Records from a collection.
━━━━

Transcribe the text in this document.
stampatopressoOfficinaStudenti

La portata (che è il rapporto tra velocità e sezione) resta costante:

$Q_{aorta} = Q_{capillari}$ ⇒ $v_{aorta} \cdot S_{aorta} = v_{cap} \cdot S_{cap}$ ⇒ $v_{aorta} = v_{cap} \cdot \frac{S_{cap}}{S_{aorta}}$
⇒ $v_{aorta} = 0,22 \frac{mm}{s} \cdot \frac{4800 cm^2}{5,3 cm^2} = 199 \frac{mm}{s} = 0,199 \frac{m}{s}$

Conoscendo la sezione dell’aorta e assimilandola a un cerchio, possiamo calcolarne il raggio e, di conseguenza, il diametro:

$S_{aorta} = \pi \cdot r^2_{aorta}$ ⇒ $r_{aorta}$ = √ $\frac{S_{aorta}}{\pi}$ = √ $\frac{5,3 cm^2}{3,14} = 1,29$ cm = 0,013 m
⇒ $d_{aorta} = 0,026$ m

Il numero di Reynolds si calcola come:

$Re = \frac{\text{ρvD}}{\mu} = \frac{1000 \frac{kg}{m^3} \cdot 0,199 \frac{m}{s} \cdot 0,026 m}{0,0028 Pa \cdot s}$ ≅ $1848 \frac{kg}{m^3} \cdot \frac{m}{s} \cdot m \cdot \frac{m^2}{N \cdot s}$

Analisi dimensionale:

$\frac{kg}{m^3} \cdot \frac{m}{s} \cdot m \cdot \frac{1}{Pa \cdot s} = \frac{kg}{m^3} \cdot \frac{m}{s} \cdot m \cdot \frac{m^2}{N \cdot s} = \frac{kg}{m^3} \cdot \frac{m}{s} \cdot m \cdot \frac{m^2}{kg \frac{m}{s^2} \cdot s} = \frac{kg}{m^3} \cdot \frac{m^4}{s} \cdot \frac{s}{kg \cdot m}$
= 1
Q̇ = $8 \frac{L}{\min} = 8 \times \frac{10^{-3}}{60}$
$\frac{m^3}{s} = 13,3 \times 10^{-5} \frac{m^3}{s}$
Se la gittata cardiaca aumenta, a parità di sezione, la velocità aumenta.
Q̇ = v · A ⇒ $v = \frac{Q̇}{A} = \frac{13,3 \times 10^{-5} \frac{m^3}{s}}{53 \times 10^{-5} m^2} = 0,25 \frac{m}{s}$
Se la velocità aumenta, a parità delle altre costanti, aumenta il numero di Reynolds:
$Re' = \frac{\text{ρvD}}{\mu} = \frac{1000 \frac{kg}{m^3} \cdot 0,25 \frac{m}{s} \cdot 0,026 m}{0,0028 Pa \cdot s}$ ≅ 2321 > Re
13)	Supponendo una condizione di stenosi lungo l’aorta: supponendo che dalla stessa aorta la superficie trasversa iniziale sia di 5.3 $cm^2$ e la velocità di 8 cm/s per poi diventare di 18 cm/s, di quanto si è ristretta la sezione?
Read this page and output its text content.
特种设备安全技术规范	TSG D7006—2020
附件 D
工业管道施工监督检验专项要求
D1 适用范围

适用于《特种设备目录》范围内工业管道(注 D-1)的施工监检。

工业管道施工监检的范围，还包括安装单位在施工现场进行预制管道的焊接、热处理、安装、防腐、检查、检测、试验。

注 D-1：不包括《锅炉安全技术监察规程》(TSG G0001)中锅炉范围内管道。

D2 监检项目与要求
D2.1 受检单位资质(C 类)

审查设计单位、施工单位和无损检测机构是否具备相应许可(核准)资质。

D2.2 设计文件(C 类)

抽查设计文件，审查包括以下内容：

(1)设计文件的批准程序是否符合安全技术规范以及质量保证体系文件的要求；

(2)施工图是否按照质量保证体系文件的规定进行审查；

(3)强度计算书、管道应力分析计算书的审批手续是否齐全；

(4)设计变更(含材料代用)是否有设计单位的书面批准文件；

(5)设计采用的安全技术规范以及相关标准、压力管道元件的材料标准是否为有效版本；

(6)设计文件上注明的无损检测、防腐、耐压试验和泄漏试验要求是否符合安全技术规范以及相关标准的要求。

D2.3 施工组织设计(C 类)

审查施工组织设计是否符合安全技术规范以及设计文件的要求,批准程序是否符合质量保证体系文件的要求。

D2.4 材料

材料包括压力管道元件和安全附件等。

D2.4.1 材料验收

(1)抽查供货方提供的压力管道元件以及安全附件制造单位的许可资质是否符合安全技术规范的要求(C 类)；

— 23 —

━━━━

Pull out each line of the records holding the string "Reynolds".

The output.
Il numero di Reynolds si calcola come:
Se la velocità aumenta, a parità delle altre costanti, aumenta il numero di Reynolds:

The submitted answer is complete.